* _TEXTE À LIRE_
L’instant est un paysage
strié de lavandes
Talus saignés d’échappées d’ocre
sous les racines

L’instant est Guinnevere
mon étrange étrangère, familière
De combien de printemps m’a-t-elle traversée ?
ici rose abricot, et là-bas blanc cerise

6 mars 2021

Page blanche

Je regarde le figuier
il ne frelonne plus
Ses brindilles nues tressaillent
sous le poids-plume des mésanges

Le ciel s’effrite à la fenêtre
Floconfettis

Peut-on se noyer dans son propre silence ?
Je voudrais qu’un rien me traverse

12 janvier 2021

Piano-forte

Je n’ai jamais vu son visage. Je la voyais de trois-quart dos. Elle était à sa fenêtre, menue, penchée sur un piano, ses cheveux blancs roulés en chignon sur la nuque, son cardigan de laine pâle. Je ne me souviens pas de la couleur, rose ou blanc ou bleu peut-être. Couleur layette.
La première fois que je l’ai vue, je revenais du lycée, mon cartable en bandoulière sur l’épaule, il devait être entre dix-sept et dix-huit heures. La musique qu’elle jouait m’était tombée dessus comme une avalanche. Un éboulis de notes. Je m’étais arrêtée pour l’écouter. J’étais surprise, émerveillée. Que pouvait-elle jouer, je n’en sais rien, ignare que j’étais, et suis encore, en matière de musique classique. Bach, Haendel, Chopin, Mozart ? Mon univers à moi, c’était Leonard Cohen et Neil Young. J’étais restée un long moment sur le trottoir, pour le plaisir de l’entendre. Il avait fallu que je m’ébroue, que je rentre chez moi, retrouver mes devoirs à faire, à contre-cœur.

* _CONSIGNES_
a. Répondez à ces questions sur le texte :
(i) Dans « Page blanche », quel arbre est regardé ?
(ii) Dans « Piano-forte », de quelle couleur sont les cheveux de la femme au piano ?
(iii) Quels deux musiciens sont nommés comme « mon univers à moi » ?
b. Recopiez le passage du texte qui commence par « Piano-forte » et se termine par « peut-être. Couleur layette. », en substituant « gilet » à « cardigan ».
La liste suivante est un document indépendant du texte.

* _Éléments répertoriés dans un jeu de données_
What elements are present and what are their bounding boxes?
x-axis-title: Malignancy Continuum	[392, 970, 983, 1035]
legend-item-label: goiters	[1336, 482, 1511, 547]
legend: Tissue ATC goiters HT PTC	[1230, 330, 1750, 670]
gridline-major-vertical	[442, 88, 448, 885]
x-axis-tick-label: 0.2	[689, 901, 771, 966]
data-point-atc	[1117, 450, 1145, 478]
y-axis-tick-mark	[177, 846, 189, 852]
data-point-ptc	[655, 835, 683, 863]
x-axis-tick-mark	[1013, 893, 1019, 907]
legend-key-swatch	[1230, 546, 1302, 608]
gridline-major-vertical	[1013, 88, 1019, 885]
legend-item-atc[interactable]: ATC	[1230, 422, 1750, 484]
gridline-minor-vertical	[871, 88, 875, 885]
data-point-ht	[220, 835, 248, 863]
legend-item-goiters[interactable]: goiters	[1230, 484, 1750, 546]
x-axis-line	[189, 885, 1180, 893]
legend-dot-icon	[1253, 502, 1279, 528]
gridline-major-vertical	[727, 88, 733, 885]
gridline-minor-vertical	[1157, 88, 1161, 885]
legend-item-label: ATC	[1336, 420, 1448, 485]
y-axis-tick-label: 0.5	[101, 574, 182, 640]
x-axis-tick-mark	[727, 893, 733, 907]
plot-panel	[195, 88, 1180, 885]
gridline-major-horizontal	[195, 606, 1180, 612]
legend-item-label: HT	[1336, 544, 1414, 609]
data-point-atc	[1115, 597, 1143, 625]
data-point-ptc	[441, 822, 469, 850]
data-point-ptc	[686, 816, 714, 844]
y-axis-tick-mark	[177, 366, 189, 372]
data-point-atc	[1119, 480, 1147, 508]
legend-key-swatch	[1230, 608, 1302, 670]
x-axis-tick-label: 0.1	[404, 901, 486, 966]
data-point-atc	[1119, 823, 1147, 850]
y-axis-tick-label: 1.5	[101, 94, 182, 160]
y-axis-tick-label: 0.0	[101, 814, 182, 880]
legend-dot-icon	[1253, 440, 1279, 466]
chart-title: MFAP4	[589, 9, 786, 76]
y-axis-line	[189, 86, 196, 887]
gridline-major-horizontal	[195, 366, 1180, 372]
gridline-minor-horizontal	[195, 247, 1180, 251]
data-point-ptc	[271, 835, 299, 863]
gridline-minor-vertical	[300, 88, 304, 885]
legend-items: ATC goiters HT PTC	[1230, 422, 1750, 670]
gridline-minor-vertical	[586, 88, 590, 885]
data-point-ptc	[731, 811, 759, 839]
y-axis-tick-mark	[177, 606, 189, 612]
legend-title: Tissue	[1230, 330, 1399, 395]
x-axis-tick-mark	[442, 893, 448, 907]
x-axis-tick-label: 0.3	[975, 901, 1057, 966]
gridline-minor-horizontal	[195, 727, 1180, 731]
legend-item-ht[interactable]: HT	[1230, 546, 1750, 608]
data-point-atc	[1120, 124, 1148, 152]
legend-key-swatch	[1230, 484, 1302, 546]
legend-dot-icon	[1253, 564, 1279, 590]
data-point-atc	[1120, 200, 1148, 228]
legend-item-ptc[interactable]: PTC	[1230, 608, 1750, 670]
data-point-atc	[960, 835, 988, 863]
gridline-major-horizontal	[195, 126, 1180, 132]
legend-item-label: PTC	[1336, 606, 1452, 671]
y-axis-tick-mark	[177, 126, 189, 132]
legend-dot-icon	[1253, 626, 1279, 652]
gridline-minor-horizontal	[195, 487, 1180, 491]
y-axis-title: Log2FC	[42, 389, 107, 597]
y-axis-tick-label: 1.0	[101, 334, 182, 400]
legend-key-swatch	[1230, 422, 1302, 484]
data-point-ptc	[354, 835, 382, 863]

* _CORRIGÉ_
a.
(i) Le figuier.
(ii) Blancs.
(iii) Leonard Cohen et Neil Young.

b.
Piano-forte

Je n’ai jamais vu son visage. Je la voyais de trois-quart dos. Elle était à sa fenêtre, menue, penchée sur un piano, ses cheveux blancs roulés en chignon sur la nuque, son gilet de laine pâle. Je ne me souviens pas de la couleur, rose ou blanc ou bleu peut-être. Couleur layette.